Dokumentauszug:
"""

Mittwoch, 29. Januar 2025

Ohne Sorgen und guten Mutes nach Bukarest

Rugby-Nationalteam startet in Rumänien in die EM – Irland Titelverteidiger im Sech-Nationen-Turnier

Von Claus-Peter Bach

Wenn die deutsche Rugby-Nationalmannschaft am Freitag um 17 Uhr (MEZ) in Bukarest gegen den Vorjahresvierten Rumänien in die Europameisterschaft 2025 startet, denn geht es für die Schützlinge von Nationaltrainer Mark Kuhlmann (Heilbronn), der von seinen beiden Assistenten Lars Eckert (Heidelberg) und Michael Poppmeier (Siegburg) unterstützt wird, in erster Linie um den erneuten Verbleib in der Division 1. Dazu müssen die Deutschen mindestens Platz sieben im Achterfeld belegen. In den letzten beiden Jahren hat die Fünfzehn des Deutschen Rugby-Verbandes (DRV), der 2025 sein 125-jähriges Bestehen feiert, jeweils den sechsten Rang erkämpft.

Mark Kuhlmann denkt von Spiel zu Spiel, zumal es in diesem schweren Wettbewerb Schlag auf Schlag geht. Nach der Reifeprüfung in der rumänischen Hauptstadt, wo eine aus nur vier Vereinen gebildete und langjährig eingespielte Mannschaft deutlich favorisiert ist, folgen am 9. Februar das Spiel bei Vizeeuropameister Portugal und am 16. Februar um 15.30 Uhr im Aue-Stadion von Hessen Kassel das Match gegen Belgien. Sollten die Deutschen mehr als ein Spiel gewinnen, winkt ihnen die erstmalige Teilnahme an der Rugby-WM, die 2027 in Australien ausgetragen wird. Aber daran wagt Mark Kuhlmann, der von Spiel zu Spiel denkt, nicht zu denken.

Die deutsche Mannschaft hat sich mit fünf Testspielen und einem seit Freitag laufenden Lehrgang in Heidelberg auf das Eröffnungsspiel vorbereitet und ist gut besetzt. Kapitän ist Jörn Schröder vom Heidelberger Ruderklub, entscheidende verletzungsbedingte Ausfälle gibt es, von Julius Nostadt (Provence Rugby) und Robert Lehmann (SC Neuenheim/beide mit Schulterblessuren) einmal abgesehen, nicht. Kuhlmann und seine Kollegen haben aus ihren 35-Mann-Kader 23 Spieler für den Flug nach Bukarest ausgewählt. Das Spiel wird von Pro7 Maxx und von www.rugbyeurope.com live übertragen.

"""

Gesammeltes Material:

"""

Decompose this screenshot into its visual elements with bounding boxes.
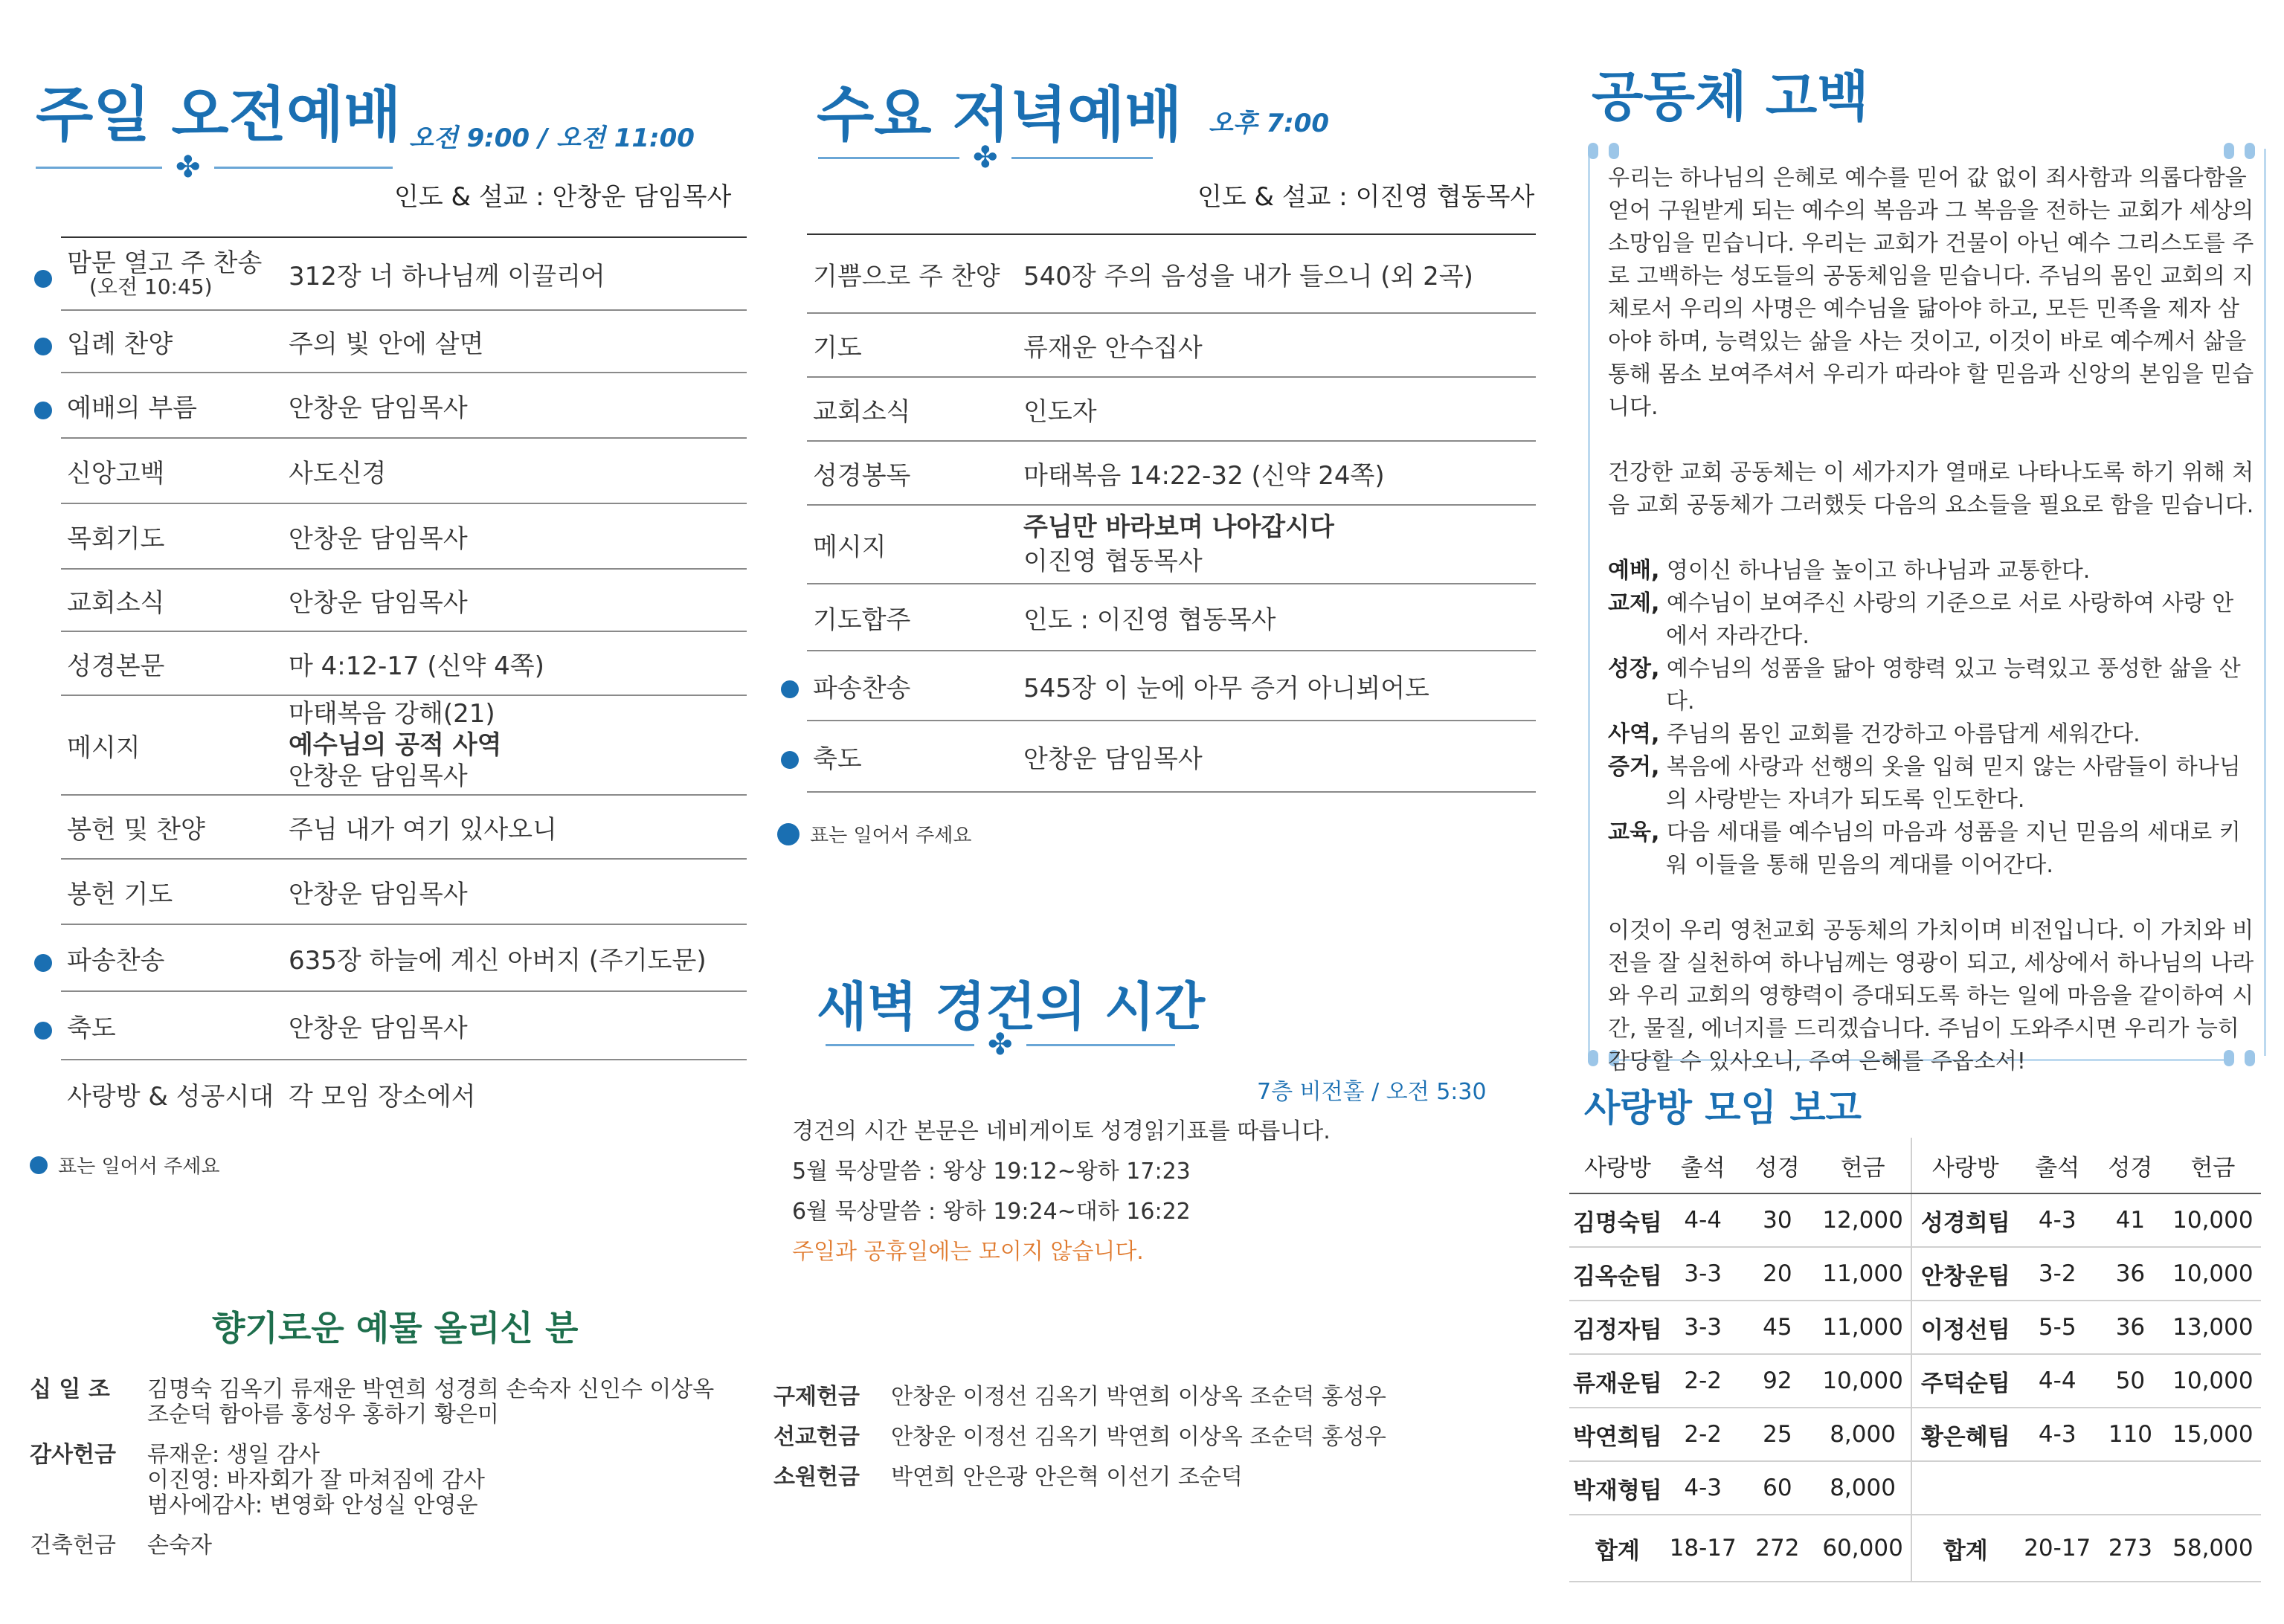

"""

Herausforderungen:
1/ Gib aus dem Dokumentauszug den Abschnitt von „Wenn die deutsche“ bis „sechsten Rang erkämpft.“ noch einmal wieder und tausche dabei „Rumänien“ gegen „Georgien“.
2/ Wer ist laut dem Dokumentauszug Kapitän der deutschen Rugby-Nationalmannschaft?

Lösungen:
1/
Wenn die deutsche Rugby-Nationalmannschaft am Freitag um 17 Uhr (MEZ) in Bukarest gegen den Vorjahresvierten Georgien in die Europameisterschaft 2025 startet, denn geht es für die Schützlinge von Nationaltrainer Mark Kuhlmann (Heilbronn), der von seinen beiden Assistenten Lars Eckert (Heidelberg) und Michael Poppmeier (Siegburg) unterstützt wird, in erster Linie um den erneuten Verbleib in der Division 1. Dazu müssen die Deutschen mindestens Platz sieben im Achterfeld belegen. In den letzten beiden Jahren hat die Fünfzehn des Deutschen Rugby-Verbandes (DRV), der 2025 sein 125-jähriges Bestehen feiert, jeweils den sechsten Rang erkämpft.

2/ Jörn Schröder vom Heidelberger Ruderklub.